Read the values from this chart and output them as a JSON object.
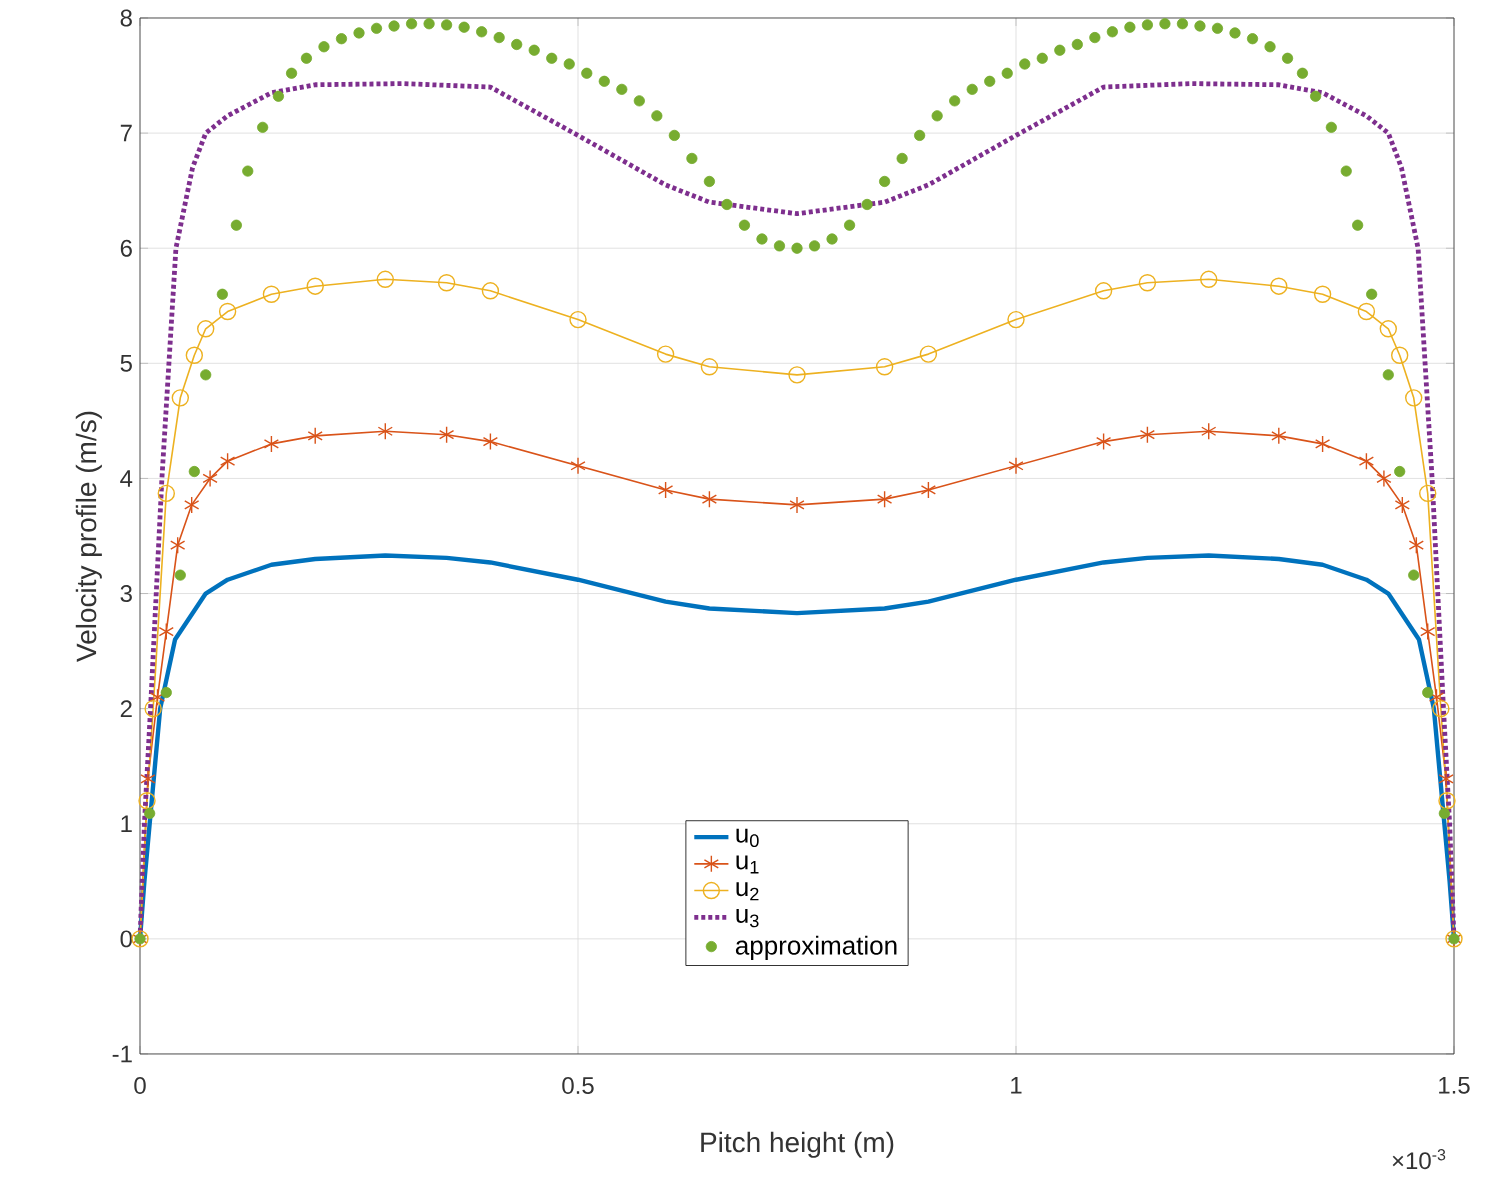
{
  "chart_data": {
    "type": "line",
    "xlabel": "Pitch height (m)",
    "ylabel": "Velocity profile (m/s)",
    "xlim": [
      0,
      1.5
    ],
    "ylim": [
      -1,
      8
    ],
    "xticks": [
      0,
      0.5,
      1,
      1.5
    ],
    "yticks": [
      -1,
      0,
      1,
      2,
      3,
      4,
      5,
      6,
      7,
      8
    ],
    "grid": true,
    "legend": "bottom",
    "annotations": [
      "×10$^{-3}$"
    ],
    "series": [
      {
        "name": "u$_{0}$",
        "color": "#0072bd",
        "marker": "none",
        "line_style": "solid",
        "x": [
          0,
          0.005,
          0.011,
          0.023,
          0.04,
          0.075,
          0.1,
          0.15,
          0.2,
          0.28,
          0.35,
          0.4,
          0.5,
          0.6,
          0.65,
          0.75,
          0.85,
          0.9,
          1,
          1.1,
          1.15,
          1.22,
          1.3,
          1.35,
          1.4,
          1.425,
          1.46,
          1.477,
          1.489,
          1.495,
          1.5
        ],
        "values": [
          0,
          0.5,
          1,
          2,
          2.6,
          3,
          3.12,
          3.25,
          3.3,
          3.33,
          3.31,
          3.27,
          3.12,
          2.93,
          2.87,
          2.83,
          2.87,
          2.93,
          3.12,
          3.27,
          3.31,
          3.33,
          3.3,
          3.25,
          3.12,
          3,
          2.6,
          2,
          1,
          0.5,
          0
        ]
      },
      {
        "name": "u$_{1}$",
        "color": "#d95319",
        "marker": "cross",
        "line_style": "solid",
        "x": [
          0,
          0.009,
          0.02,
          0.03,
          0.043,
          0.059,
          0.08,
          0.1,
          0.15,
          0.2,
          0.28,
          0.35,
          0.4,
          0.5,
          0.6,
          0.65,
          0.75,
          0.85,
          0.9,
          1,
          1.1,
          1.15,
          1.22,
          1.3,
          1.35,
          1.4,
          1.42,
          1.441,
          1.457,
          1.47,
          1.48,
          1.491,
          1.5
        ],
        "values": [
          0,
          1.39,
          2.1,
          2.67,
          3.42,
          3.77,
          4.0,
          4.15,
          4.3,
          4.37,
          4.41,
          4.38,
          4.32,
          4.11,
          3.9,
          3.82,
          3.77,
          3.82,
          3.9,
          4.11,
          4.32,
          4.38,
          4.41,
          4.37,
          4.3,
          4.15,
          4.0,
          3.77,
          3.42,
          2.67,
          2.1,
          1.39,
          0
        ]
      },
      {
        "name": "u$_{2}$",
        "color": "#edb120",
        "marker": "circle",
        "line_style": "solid",
        "x": [
          0,
          0.008,
          0.015,
          0.03,
          0.046,
          0.062,
          0.075,
          0.1,
          0.15,
          0.2,
          0.28,
          0.35,
          0.4,
          0.5,
          0.6,
          0.65,
          0.75,
          0.85,
          0.9,
          1,
          1.1,
          1.15,
          1.22,
          1.3,
          1.35,
          1.4,
          1.425,
          1.438,
          1.454,
          1.47,
          1.485,
          1.492,
          1.5
        ],
        "values": [
          0,
          1.2,
          2,
          3.87,
          4.7,
          5.07,
          5.3,
          5.45,
          5.6,
          5.67,
          5.73,
          5.7,
          5.63,
          5.38,
          5.08,
          4.97,
          4.9,
          4.97,
          5.08,
          5.38,
          5.63,
          5.7,
          5.73,
          5.67,
          5.6,
          5.45,
          5.3,
          5.07,
          4.7,
          3.87,
          2,
          1.2,
          0
        ]
      },
      {
        "name": "u$_{3}$",
        "color": "#7e2f8e",
        "marker": "none",
        "line_style": "dotted",
        "x": [
          0,
          0.005,
          0.012,
          0.025,
          0.041,
          0.06,
          0.075,
          0.1,
          0.15,
          0.2,
          0.3,
          0.4,
          0.5,
          0.6,
          0.65,
          0.75,
          0.85,
          0.9,
          1,
          1.1,
          1.2,
          1.3,
          1.35,
          1.4,
          1.425,
          1.44,
          1.459,
          1.475,
          1.488,
          1.495,
          1.5
        ],
        "values": [
          0,
          1,
          2,
          4,
          6,
          6.7,
          7,
          7.15,
          7.35,
          7.42,
          7.43,
          7.4,
          6.98,
          6.55,
          6.4,
          6.3,
          6.4,
          6.55,
          6.98,
          7.4,
          7.43,
          7.42,
          7.35,
          7.15,
          7,
          6.7,
          6,
          4,
          2,
          1,
          0
        ]
      },
      {
        "name": "approximation",
        "type": "scatter",
        "color": "#77ac30",
        "marker": "circle",
        "x": [
          0,
          0.011,
          0.03,
          0.046,
          0.062,
          0.075,
          0.094,
          0.11,
          0.123,
          0.14,
          0.158,
          0.173,
          0.19,
          0.21,
          0.23,
          0.25,
          0.27,
          0.29,
          0.31,
          0.33,
          0.35,
          0.37,
          0.39,
          0.41,
          0.43,
          0.45,
          0.47,
          0.49,
          0.51,
          0.53,
          0.55,
          0.57,
          0.59,
          0.61,
          0.63,
          0.65,
          0.67,
          0.69,
          0.71,
          0.73,
          0.75,
          0.77,
          0.79,
          0.81,
          0.83,
          0.85,
          0.87,
          0.89,
          0.91,
          0.93,
          0.95,
          0.97,
          0.99,
          1.01,
          1.03,
          1.05,
          1.07,
          1.09,
          1.11,
          1.13,
          1.15,
          1.17,
          1.19,
          1.21,
          1.23,
          1.25,
          1.27,
          1.29,
          1.31,
          1.327,
          1.342,
          1.36,
          1.377,
          1.39,
          1.406,
          1.425,
          1.438,
          1.454,
          1.47,
          1.489,
          1.5
        ],
        "values": [
          0,
          1.09,
          2.14,
          3.16,
          4.06,
          4.9,
          5.6,
          6.2,
          6.67,
          7.05,
          7.32,
          7.52,
          7.65,
          7.75,
          7.82,
          7.87,
          7.91,
          7.93,
          7.95,
          7.95,
          7.94,
          7.92,
          7.88,
          7.83,
          7.77,
          7.72,
          7.65,
          7.6,
          7.52,
          7.45,
          7.38,
          7.28,
          7.15,
          6.98,
          6.78,
          6.58,
          6.38,
          6.2,
          6.08,
          6.02,
          6.0,
          6.02,
          6.08,
          6.2,
          6.38,
          6.58,
          6.78,
          6.98,
          7.15,
          7.28,
          7.38,
          7.45,
          7.52,
          7.6,
          7.65,
          7.72,
          7.77,
          7.83,
          7.88,
          7.92,
          7.94,
          7.95,
          7.95,
          7.93,
          7.91,
          7.87,
          7.82,
          7.75,
          7.65,
          7.52,
          7.32,
          7.05,
          6.67,
          6.2,
          5.6,
          4.9,
          4.06,
          3.16,
          2.14,
          1.09,
          0
        ]
      }
    ]
  }
}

=== GOAL ===
Reproduce the entries above word for word. Pictures stay out.

=== RESPONSE TO THIS TASK ===
Read the values from this chart and output them as a JSON object.
{
  "chart_data": {
    "type": "line",
    "xlabel": "Pitch height (m)",
    "ylabel": "Velocity profile (m/s)",
    "xlim": [
      0,
      1.5
    ],
    "ylim": [
      -1,
      8
    ],
    "xticks": [
      0,
      0.5,
      1,
      1.5
    ],
    "yticks": [
      -1,
      0,
      1,
      2,
      3,
      4,
      5,
      6,
      7,
      8
    ],
    "grid": true,
    "legend": "bottom",
    "annotations": [
      "×10$^{-3}$"
    ],
    "series": [
      {
        "name": "u$_{0}$",
        "color": "#0072bd",
        "marker": "none",
        "line_style": "solid",
        "x": [
          0,
          0.005,
          0.011,
          0.023,
          0.04,
          0.075,
          0.1,
          0.15,
          0.2,
          0.28,
          0.35,
          0.4,
          0.5,
          0.6,
          0.65,
          0.75,
          0.85,
          0.9,
          1,
          1.1,
          1.15,
          1.22,
          1.3,
          1.35,
          1.4,
          1.425,
          1.46,
          1.477,
          1.489,
          1.495,
          1.5
        ],
        "values": [
          0,
          0.5,
          1,
          2,
          2.6,
          3,
          3.12,
          3.25,
          3.3,
          3.33,
          3.31,
          3.27,
          3.12,
          2.93,
          2.87,
          2.83,
          2.87,
          2.93,
          3.12,
          3.27,
          3.31,
          3.33,
          3.3,
          3.25,
          3.12,
          3,
          2.6,
          2,
          1,
          0.5,
          0
        ]
      },
      {
        "name": "u$_{1}$",
        "color": "#d95319",
        "marker": "cross",
        "line_style": "solid",
        "x": [
          0,
          0.009,
          0.02,
          0.03,
          0.043,
          0.059,
          0.08,
          0.1,
          0.15,
          0.2,
          0.28,
          0.35,
          0.4,
          0.5,
          0.6,
          0.65,
          0.75,
          0.85,
          0.9,
          1,
          1.1,
          1.15,
          1.22,
          1.3,
          1.35,
          1.4,
          1.42,
          1.441,
          1.457,
          1.47,
          1.48,
          1.491,
          1.5
        ],
        "values": [
          0,
          1.39,
          2.1,
          2.67,
          3.42,
          3.77,
          4.0,
          4.15,
          4.3,
          4.37,
          4.41,
          4.38,
          4.32,
          4.11,
          3.9,
          3.82,
          3.77,
          3.82,
          3.9,
          4.11,
          4.32,
          4.38,
          4.41,
          4.37,
          4.3,
          4.15,
          4.0,
          3.77,
          3.42,
          2.67,
          2.1,
          1.39,
          0
        ]
      },
      {
        "name": "u$_{2}$",
        "color": "#edb120",
        "marker": "circle",
        "line_style": "solid",
        "x": [
          0,
          0.008,
          0.015,
          0.03,
          0.046,
          0.062,
          0.075,
          0.1,
          0.15,
          0.2,
          0.28,
          0.35,
          0.4,
          0.5,
          0.6,
          0.65,
          0.75,
          0.85,
          0.9,
          1,
          1.1,
          1.15,
          1.22,
          1.3,
          1.35,
          1.4,
          1.425,
          1.438,
          1.454,
          1.47,
          1.485,
          1.492,
          1.5
        ],
        "values": [
          0,
          1.2,
          2,
          3.87,
          4.7,
          5.07,
          5.3,
          5.45,
          5.6,
          5.67,
          5.73,
          5.7,
          5.63,
          5.38,
          5.08,
          4.97,
          4.9,
          4.97,
          5.08,
          5.38,
          5.63,
          5.7,
          5.73,
          5.67,
          5.6,
          5.45,
          5.3,
          5.07,
          4.7,
          3.87,
          2,
          1.2,
          0
        ]
      },
      {
        "name": "u$_{3}$",
        "color": "#7e2f8e",
        "marker": "none",
        "line_style": "dotted",
        "x": [
          0,
          0.005,
          0.012,
          0.025,
          0.041,
          0.06,
          0.075,
          0.1,
          0.15,
          0.2,
          0.3,
          0.4,
          0.5,
          0.6,
          0.65,
          0.75,
          0.85,
          0.9,
          1,
          1.1,
          1.2,
          1.3,
          1.35,
          1.4,
          1.425,
          1.44,
          1.459,
          1.475,
          1.488,
          1.495,
          1.5
        ],
        "values": [
          0,
          1,
          2,
          4,
          6,
          6.7,
          7,
          7.15,
          7.35,
          7.42,
          7.43,
          7.4,
          6.98,
          6.55,
          6.4,
          6.3,
          6.4,
          6.55,
          6.98,
          7.4,
          7.43,
          7.42,
          7.35,
          7.15,
          7,
          6.7,
          6,
          4,
          2,
          1,
          0
        ]
      },
      {
        "name": "approximation",
        "type": "scatter",
        "color": "#77ac30",
        "marker": "circle",
        "x": [
          0,
          0.011,
          0.03,
          0.046,
          0.062,
          0.075,
          0.094,
          0.11,
          0.123,
          0.14,
          0.158,
          0.173,
          0.19,
          0.21,
          0.23,
          0.25,
          0.27,
          0.29,
          0.31,
          0.33,
          0.35,
          0.37,
          0.39,
          0.41,
          0.43,
          0.45,
          0.47,
          0.49,
          0.51,
          0.53,
          0.55,
          0.57,
          0.59,
          0.61,
          0.63,
          0.65,
          0.67,
          0.69,
          0.71,
          0.73,
          0.75,
          0.77,
          0.79,
          0.81,
          0.83,
          0.85,
          0.87,
          0.89,
          0.91,
          0.93,
          0.95,
          0.97,
          0.99,
          1.01,
          1.03,
          1.05,
          1.07,
          1.09,
          1.11,
          1.13,
          1.15,
          1.17,
          1.19,
          1.21,
          1.23,
          1.25,
          1.27,
          1.29,
          1.31,
          1.327,
          1.342,
          1.36,
          1.377,
          1.39,
          1.406,
          1.425,
          1.438,
          1.454,
          1.47,
          1.489,
          1.5
        ],
        "values": [
          0,
          1.09,
          2.14,
          3.16,
          4.06,
          4.9,
          5.6,
          6.2,
          6.67,
          7.05,
          7.32,
          7.52,
          7.65,
          7.75,
          7.82,
          7.87,
          7.91,
          7.93,
          7.95,
          7.95,
          7.94,
          7.92,
          7.88,
          7.83,
          7.77,
          7.72,
          7.65,
          7.6,
          7.52,
          7.45,
          7.38,
          7.28,
          7.15,
          6.98,
          6.78,
          6.58,
          6.38,
          6.2,
          6.08,
          6.02,
          6.0,
          6.02,
          6.08,
          6.2,
          6.38,
          6.58,
          6.78,
          6.98,
          7.15,
          7.28,
          7.38,
          7.45,
          7.52,
          7.6,
          7.65,
          7.72,
          7.77,
          7.83,
          7.88,
          7.92,
          7.94,
          7.95,
          7.95,
          7.93,
          7.91,
          7.87,
          7.82,
          7.75,
          7.65,
          7.52,
          7.32,
          7.05,
          6.67,
          6.2,
          5.6,
          4.9,
          4.06,
          3.16,
          2.14,
          1.09,
          0
        ]
      }
    ]
  }
}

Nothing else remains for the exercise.